# Start of Record list
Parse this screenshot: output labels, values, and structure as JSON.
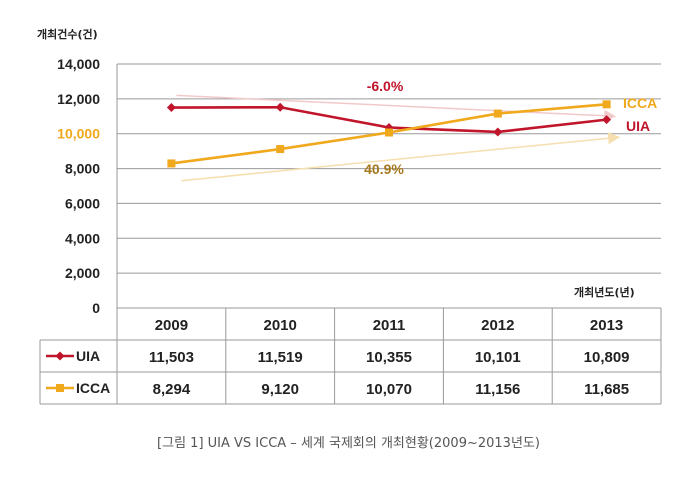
{
  "chart_data": {
    "type": "line",
    "ylabel": "개최건수(건)",
    "xlabel": "개최년도(년)",
    "categories": [
      "2009",
      "2010",
      "2011",
      "2012",
      "2013"
    ],
    "y_ticks": [
      "0",
      "2,000",
      "4,000",
      "6,000",
      "8,000",
      "10,000",
      "12,000",
      "14,000"
    ],
    "ylim": [
      0,
      14000
    ],
    "grid": true,
    "legend": "table-left",
    "series": [
      {
        "name": "UIA",
        "color": "#c0152b",
        "marker": "diamond",
        "values": [
          11503,
          11519,
          10355,
          10101,
          10809
        ],
        "labels": [
          "11,503",
          "11,519",
          "10,355",
          "10,101",
          "10,809"
        ]
      },
      {
        "name": "ICCA",
        "color": "#f0a81c",
        "marker": "square",
        "values": [
          8294,
          9120,
          10070,
          11156,
          11685
        ],
        "labels": [
          "8,294",
          "9,120",
          "10,070",
          "11,156",
          "11,685"
        ]
      }
    ],
    "annotations": {
      "uia_change": "-6.0%",
      "icca_change": "40.9%",
      "end_label_icca": "ICCA",
      "end_label_uia": "UIA"
    }
  },
  "caption": "[그림 1] UIA VS ICCA – 세계 국제회의 개최현황(2009~2013년도)"
}
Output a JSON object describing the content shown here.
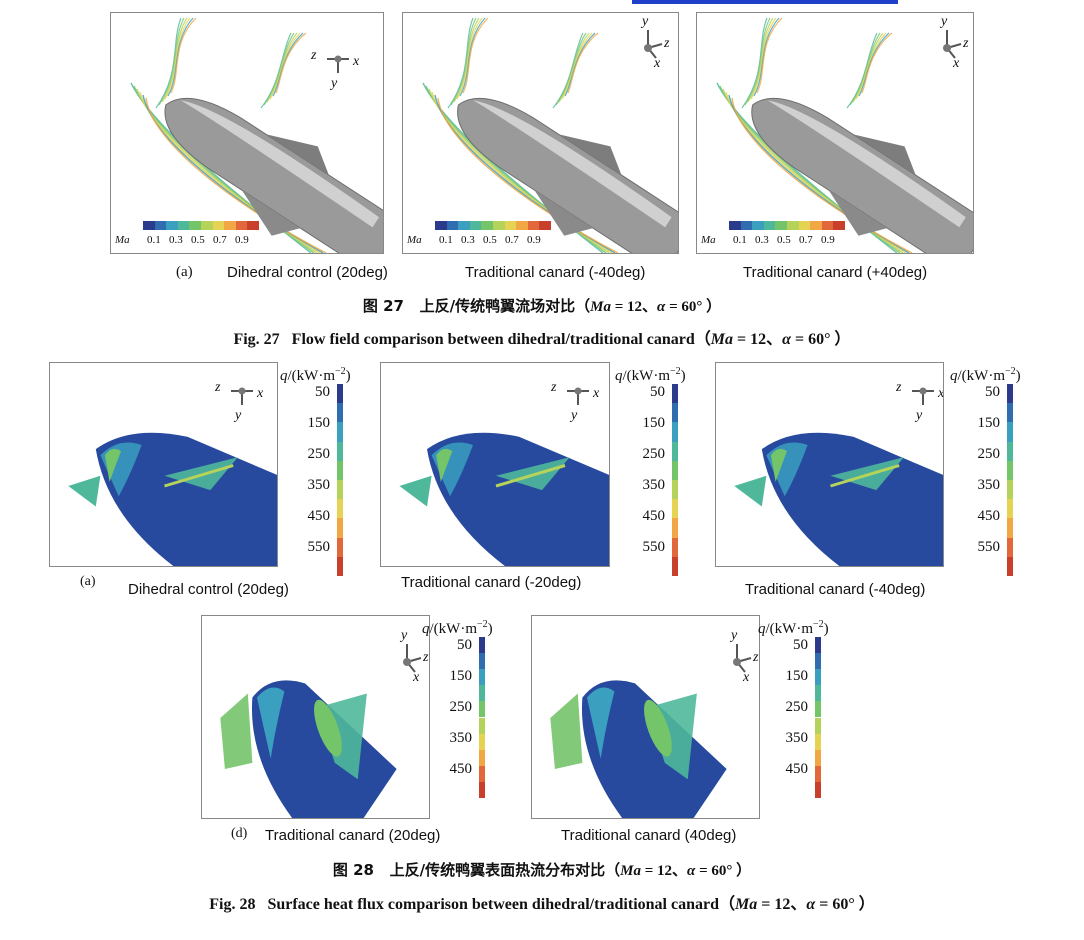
{
  "colors": {
    "cmap": [
      "#2b3a8a",
      "#2f6cb0",
      "#3b9fc0",
      "#4fb89a",
      "#74c46a",
      "#b5d35a",
      "#e6d253",
      "#f0a744",
      "#e2673a",
      "#c8402c"
    ],
    "body": "#9a9a9a",
    "heat_body": "#274a9e"
  },
  "fig27": {
    "panel_label_a": "(a)",
    "panels": [
      {
        "label": "Dihedral control (20deg)"
      },
      {
        "label": "Traditional canard (-40deg)"
      },
      {
        "label": "Traditional canard (+40deg)"
      }
    ],
    "ma_legend": {
      "title": "Ma",
      "ticks": [
        "0.1",
        "0.3",
        "0.5",
        "0.7",
        "0.9"
      ]
    },
    "axes": [
      {
        "a": "z",
        "b": "x",
        "c": "y"
      },
      {
        "a": "y",
        "b": "z",
        "c": "x"
      },
      {
        "a": "y",
        "b": "z",
        "c": "x"
      }
    ],
    "caption_zh": {
      "prefix": "图 27",
      "text": "上反/传统鸭翼流场对比（",
      "ma": "Ma",
      "eq1": " = 12、",
      "alpha": "α",
      "eq2": " = 60° ）"
    },
    "caption_en": {
      "prefix": "Fig. 27",
      "text": "Flow field comparison between dihedral/traditional canard（",
      "ma": "Ma",
      "eq1": " = 12、",
      "alpha": "α",
      "eq2": " = 60° ）"
    }
  },
  "fig28": {
    "panel_label_a": "(a)",
    "panel_label_d": "(d)",
    "row1": [
      {
        "label": "Dihedral control (20deg)"
      },
      {
        "label": "Traditional canard (-20deg)"
      },
      {
        "label": "Traditional canard (-40deg)"
      }
    ],
    "row2": [
      {
        "label": "Traditional canard (20deg)"
      },
      {
        "label": "Traditional canard (40deg)"
      }
    ],
    "cbar_title": {
      "q": "q",
      "unit": "/(kW·m",
      "sup": "−2",
      "close": ")"
    },
    "cbar_ticks_row1": [
      "50",
      "150",
      "250",
      "350",
      "450",
      "550"
    ],
    "cbar_ticks_row2": [
      "50",
      "150",
      "250",
      "350",
      "450"
    ],
    "axes_row1": [
      {
        "a": "z",
        "b": "x",
        "c": "y"
      },
      {
        "a": "z",
        "b": "x",
        "c": "y"
      },
      {
        "a": "z",
        "b": "x",
        "c": "y"
      }
    ],
    "axes_row2": [
      {
        "a": "y",
        "b": "z",
        "c": "x"
      },
      {
        "a": "y",
        "b": "z",
        "c": "x"
      }
    ],
    "caption_zh": {
      "prefix": "图 28",
      "text": "上反/传统鸭翼表面热流分布对比（",
      "ma": "Ma",
      "eq1": " = 12、",
      "alpha": "α",
      "eq2": " = 60° ）"
    },
    "caption_en": {
      "prefix": "Fig. 28",
      "text": "Surface heat flux comparison between dihedral/traditional canard（",
      "ma": "Ma",
      "eq1": " = 12、",
      "alpha": "α",
      "eq2": " = 60° ）"
    }
  }
}
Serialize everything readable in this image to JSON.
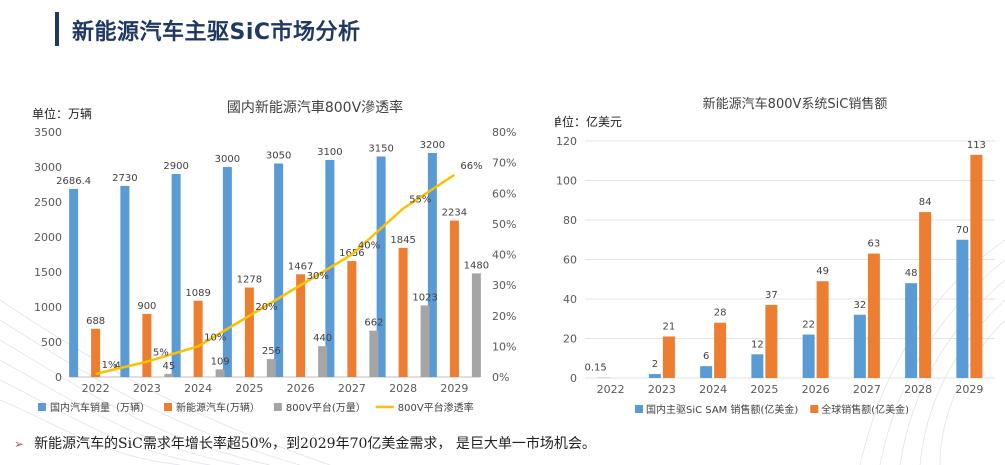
{
  "page": {
    "title": "新能源汽车主驱SiC市场分析",
    "footer": "新能源汽车的SiC需求年增长率超50%，到2029年70亿美金需求， 是巨大单一市场机会。",
    "footer_bullet": "➢"
  },
  "colors": {
    "blue": "#5b9bd5",
    "orange": "#ed7d31",
    "gray": "#a5a5a5",
    "yellow": "#ffc000",
    "title": "#1f3864"
  },
  "chart_data": [
    {
      "type": "bar",
      "title": "國内新能源汽車800V滲透率",
      "unit_label": "单位：万辆",
      "categories": [
        "2022",
        "2023",
        "2024",
        "2025",
        "2026",
        "2027",
        "2028",
        "2029"
      ],
      "ylim": [
        0,
        3500
      ],
      "y_ticks": [
        "0",
        "500",
        "1000",
        "1500",
        "2000",
        "2500",
        "3000",
        "3500"
      ],
      "y2lim": [
        0,
        80
      ],
      "y2_ticks": [
        "0%",
        "10%",
        "20%",
        "30%",
        "40%",
        "50%",
        "60%",
        "70%",
        "80%"
      ],
      "series": [
        {
          "name": "国内汽车销量（万辆）",
          "kind": "bar",
          "axis": "left",
          "color": "#5b9bd5",
          "values": [
            2686.4,
            2730,
            2900,
            3000,
            3050,
            3100,
            3150,
            3200
          ],
          "labels": [
            "2686.4",
            "2730",
            "2900",
            "3000",
            "3050",
            "3100",
            "3150",
            "3200"
          ]
        },
        {
          "name": "新能源汽车(万辆）",
          "kind": "bar",
          "axis": "left",
          "color": "#ed7d31",
          "values": [
            688,
            900,
            1089,
            1278,
            1467,
            1656,
            1845,
            2234
          ],
          "labels": [
            "688",
            "900",
            "1089",
            "1278",
            "1467",
            "1656",
            "1845",
            "2234"
          ]
        },
        {
          "name": "800V平台(万量）",
          "kind": "bar",
          "axis": "left",
          "color": "#a5a5a5",
          "values": [
            4,
            45,
            109,
            256,
            440,
            662,
            1023,
            1480
          ],
          "labels": [
            "4",
            "45",
            "109",
            "256",
            "440",
            "662",
            "1023",
            "1480"
          ]
        },
        {
          "name": "800V平台渗透率",
          "kind": "line",
          "axis": "right",
          "color": "#ffc000",
          "values": [
            1,
            5,
            10,
            20,
            30,
            40,
            55,
            66
          ],
          "labels": [
            "1%",
            "5%",
            "10%",
            "20%",
            "30%",
            "40%",
            "55%",
            "66%"
          ]
        }
      ],
      "grid": false,
      "legend": "bottom"
    },
    {
      "type": "bar",
      "title": "新能源汽车800V系统SiC销售额",
      "unit_label": "单位：亿美元",
      "categories": [
        "2022",
        "2023",
        "2024",
        "2025",
        "2026",
        "2027",
        "2028",
        "2029"
      ],
      "ylim": [
        0,
        120
      ],
      "y_ticks": [
        "0",
        "20",
        "40",
        "60",
        "80",
        "100",
        "120"
      ],
      "series": [
        {
          "name": "国内主驱SiC SAM 销售额(亿美金)",
          "kind": "bar",
          "color": "#5b9bd5",
          "values": [
            0.15,
            2,
            6,
            12,
            22,
            32,
            48,
            70
          ],
          "labels": [
            "0.15",
            "2",
            "6",
            "12",
            "22",
            "32",
            "48",
            "70"
          ]
        },
        {
          "name": "全球销售额(亿美金)",
          "kind": "bar",
          "color": "#ed7d31",
          "values": [
            null,
            21,
            28,
            37,
            49,
            63,
            84,
            113
          ],
          "labels": [
            "",
            "21",
            "28",
            "37",
            "49",
            "63",
            "84",
            "113"
          ]
        }
      ],
      "grid": true,
      "legend": "bottom"
    }
  ]
}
# End of Record list
» What is asked
Where a line above contains the string "this", copy that line.

» Written reply
Parse this screenshot: output labels, values, and structure as JSON.
Serialize everything readable in this image to JSON.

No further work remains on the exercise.